Below are some records; reproduce every one of them exactly.

═════ Exercise input ═════

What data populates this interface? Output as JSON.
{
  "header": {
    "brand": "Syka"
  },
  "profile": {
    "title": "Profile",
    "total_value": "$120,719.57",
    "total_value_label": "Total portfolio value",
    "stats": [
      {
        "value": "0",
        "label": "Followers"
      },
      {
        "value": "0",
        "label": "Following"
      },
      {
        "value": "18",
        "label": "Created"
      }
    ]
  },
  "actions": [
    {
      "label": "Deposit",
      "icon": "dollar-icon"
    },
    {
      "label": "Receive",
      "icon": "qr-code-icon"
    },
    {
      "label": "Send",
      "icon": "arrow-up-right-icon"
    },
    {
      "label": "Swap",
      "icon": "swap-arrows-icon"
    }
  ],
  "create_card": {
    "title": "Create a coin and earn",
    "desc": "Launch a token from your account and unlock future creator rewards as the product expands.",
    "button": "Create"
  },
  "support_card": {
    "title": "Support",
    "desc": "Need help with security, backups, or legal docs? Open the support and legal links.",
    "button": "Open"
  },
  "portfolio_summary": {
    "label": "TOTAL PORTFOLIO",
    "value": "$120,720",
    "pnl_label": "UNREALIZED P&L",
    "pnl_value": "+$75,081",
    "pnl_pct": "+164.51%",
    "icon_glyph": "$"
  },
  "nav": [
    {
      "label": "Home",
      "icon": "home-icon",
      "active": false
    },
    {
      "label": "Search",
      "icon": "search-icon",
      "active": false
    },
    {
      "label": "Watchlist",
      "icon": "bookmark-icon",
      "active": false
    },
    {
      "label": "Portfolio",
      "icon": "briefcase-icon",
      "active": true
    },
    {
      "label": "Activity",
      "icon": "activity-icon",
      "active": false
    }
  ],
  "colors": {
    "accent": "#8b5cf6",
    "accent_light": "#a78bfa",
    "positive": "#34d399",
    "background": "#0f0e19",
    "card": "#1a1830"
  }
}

═════

_Solution to this task_
What data populates this interface? Output as JSON.
{
  "header": {
    "brand": "Syka"
  },
  "profile": {
    "title": "Profile",
    "total_value": "$120,719.57",
    "total_value_label": "Total portfolio value",
    "stats": [
      {
        "value": "0",
        "label": "Followers"
      },
      {
        "value": "0",
        "label": "Following"
      },
      {
        "value": "18",
        "label": "Created"
      }
    ]
  },
  "actions": [
    {
      "label": "Deposit",
      "icon": "dollar-icon"
    },
    {
      "label": "Receive",
      "icon": "qr-code-icon"
    },
    {
      "label": "Send",
      "icon": "arrow-up-right-icon"
    },
    {
      "label": "Swap",
      "icon": "swap-arrows-icon"
    }
  ],
  "create_card": {
    "title": "Create a coin and earn",
    "desc": "Launch a token from your account and unlock future creator rewards as the product expands.",
    "button": "Create"
  },
  "support_card": {
    "title": "Support",
    "desc": "Need help with security, backups, or legal docs? Open the support and legal links.",
    "button": "Open"
  },
  "portfolio_summary": {
    "label": "TOTAL PORTFOLIO",
    "value": "$120,720",
    "pnl_label": "UNREALIZED P&L",
    "pnl_value": "+$75,081",
    "pnl_pct": "+164.51%",
    "icon_glyph": "$"
  },
  "nav": [
    {
      "label": "Home",
      "icon": "home-icon",
      "active": false
    },
    {
      "label": "Search",
      "icon": "search-icon",
      "active": false
    },
    {
      "label": "Watchlist",
      "icon": "bookmark-icon",
      "active": false
    },
    {
      "label": "Portfolio",
      "icon": "briefcase-icon",
      "active": true
    },
    {
      "label": "Activity",
      "icon": "activity-icon",
      "active": false
    }
  ],
  "colors": {
    "accent": "#8b5cf6",
    "accent_light": "#a78bfa",
    "positive": "#34d399",
    "background": "#0f0e19",
    "card": "#1a1830"
  }
}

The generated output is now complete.